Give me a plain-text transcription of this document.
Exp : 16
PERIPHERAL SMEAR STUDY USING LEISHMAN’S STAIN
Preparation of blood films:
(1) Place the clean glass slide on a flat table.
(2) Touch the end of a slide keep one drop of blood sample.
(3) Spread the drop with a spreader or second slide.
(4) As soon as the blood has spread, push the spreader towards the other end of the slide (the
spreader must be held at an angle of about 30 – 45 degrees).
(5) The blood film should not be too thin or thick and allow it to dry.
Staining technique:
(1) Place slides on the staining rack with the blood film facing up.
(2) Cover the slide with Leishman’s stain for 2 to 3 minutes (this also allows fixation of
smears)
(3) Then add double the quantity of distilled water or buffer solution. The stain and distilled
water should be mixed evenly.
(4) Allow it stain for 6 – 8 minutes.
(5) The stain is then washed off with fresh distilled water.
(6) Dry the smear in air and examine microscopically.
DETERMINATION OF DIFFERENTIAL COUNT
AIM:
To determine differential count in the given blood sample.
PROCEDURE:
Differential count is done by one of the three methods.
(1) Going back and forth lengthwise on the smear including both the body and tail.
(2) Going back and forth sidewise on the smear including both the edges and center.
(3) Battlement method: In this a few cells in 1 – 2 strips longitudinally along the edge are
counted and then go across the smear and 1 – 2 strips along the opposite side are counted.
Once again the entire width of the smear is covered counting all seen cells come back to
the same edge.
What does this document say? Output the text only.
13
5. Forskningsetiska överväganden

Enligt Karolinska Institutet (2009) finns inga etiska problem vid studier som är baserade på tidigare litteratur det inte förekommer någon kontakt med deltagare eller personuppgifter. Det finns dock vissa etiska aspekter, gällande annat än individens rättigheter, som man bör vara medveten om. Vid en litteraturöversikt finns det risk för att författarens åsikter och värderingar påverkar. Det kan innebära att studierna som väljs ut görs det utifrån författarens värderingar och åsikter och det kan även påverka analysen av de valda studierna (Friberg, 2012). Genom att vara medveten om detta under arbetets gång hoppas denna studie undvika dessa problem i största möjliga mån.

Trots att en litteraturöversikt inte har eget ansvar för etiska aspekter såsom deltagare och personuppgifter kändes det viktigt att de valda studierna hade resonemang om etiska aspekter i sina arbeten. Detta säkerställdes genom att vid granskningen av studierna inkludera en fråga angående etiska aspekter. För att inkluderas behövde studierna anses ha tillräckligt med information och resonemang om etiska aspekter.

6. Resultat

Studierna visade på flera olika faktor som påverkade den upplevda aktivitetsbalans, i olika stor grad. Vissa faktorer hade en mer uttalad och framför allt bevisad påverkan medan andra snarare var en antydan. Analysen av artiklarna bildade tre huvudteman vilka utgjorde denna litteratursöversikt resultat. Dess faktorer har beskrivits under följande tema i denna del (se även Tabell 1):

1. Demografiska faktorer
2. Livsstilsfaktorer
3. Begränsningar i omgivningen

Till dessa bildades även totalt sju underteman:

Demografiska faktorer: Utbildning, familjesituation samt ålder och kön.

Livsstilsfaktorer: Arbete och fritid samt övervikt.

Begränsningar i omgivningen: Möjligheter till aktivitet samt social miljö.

### EXERCISE AIM
Reproduce the entries above in full, precisely as written.

### REPLY TO THE TASK
Give me a plain-text transcription of this document.
Exp : 16
PERIPHERAL SMEAR STUDY USING LEISHMAN’S STAIN
Preparation of blood films:
(1) Place the clean glass slide on a flat table.
(2) Touch the end of a slide keep one drop of blood sample.
(3) Spread the drop with a spreader or second slide.
(4) As soon as the blood has spread, push the spreader towards the other end of the slide (the
spreader must be held at an angle of about 30 – 45 degrees).
(5) The blood film should not be too thin or thick and allow it to dry.
Staining technique:
(1) Place slides on the staining rack with the blood film facing up.
(2) Cover the slide with Leishman’s stain for 2 to 3 minutes (this also allows fixation of
smears)
(3) Then add double the quantity of distilled water or buffer solution. The stain and distilled
water should be mixed evenly.
(4) Allow it stain for 6 – 8 minutes.
(5) The stain is then washed off with fresh distilled water.
(6) Dry the smear in air and examine microscopically.
DETERMINATION OF DIFFERENTIAL COUNT
AIM:
To determine differential count in the given blood sample.
PROCEDURE:
Differential count is done by one of the three methods.
(1) Going back and forth lengthwise on the smear including both the body and tail.
(2) Going back and forth sidewise on the smear including both the edges and center.
(3) Battlement method: In this a few cells in 1 – 2 strips longitudinally along the edge are
counted and then go across the smear and 1 – 2 strips along the opposite side are counted.
Once again the entire width of the smear is covered counting all seen cells come back to
the same edge.
What does this document say? Output the text only.
13
5. Forskningsetiska överväganden

Enligt Karolinska Institutet (2009) finns inga etiska problem vid studier som är baserade på tidigare litteratur det inte förekommer någon kontakt med deltagare eller personuppgifter. Det finns dock vissa etiska aspekter, gällande annat än individens rättigheter, som man bör vara medveten om. Vid en litteraturöversikt finns det risk för att författarens åsikter och värderingar påverkar. Det kan innebära att studierna som väljs ut görs det utifrån författarens värderingar och åsikter och det kan även påverka analysen av de valda studierna (Friberg, 2012). Genom att vara medveten om detta under arbetets gång hoppas denna studie undvika dessa problem i största möjliga mån.

Trots att en litteraturöversikt inte har eget ansvar för etiska aspekter såsom deltagare och personuppgifter kändes det viktigt att de valda studierna hade resonemang om etiska aspekter i sina arbeten. Detta säkerställdes genom att vid granskningen av studierna inkludera en fråga angående etiska aspekter. För att inkluderas behövde studierna anses ha tillräckligt med information och resonemang om etiska aspekter.

6. Resultat

Studierna visade på flera olika faktor som påverkade den upplevda aktivitetsbalans, i olika stor grad. Vissa faktorer hade en mer uttalad och framför allt bevisad påverkan medan andra snarare var en antydan. Analysen av artiklarna bildade tre huvudteman vilka utgjorde denna litteratursöversikt resultat. Dess faktorer har beskrivits under följande tema i denna del (se även Tabell 1):

1. Demografiska faktorer
2. Livsstilsfaktorer
3. Begränsningar i omgivningen

Till dessa bildades även totalt sju underteman:

Demografiska faktorer: Utbildning, familjesituation samt ålder och kön.

Livsstilsfaktorer: Arbete och fritid samt övervikt.

Begränsningar i omgivningen: Möjligheter till aktivitet samt social miljö.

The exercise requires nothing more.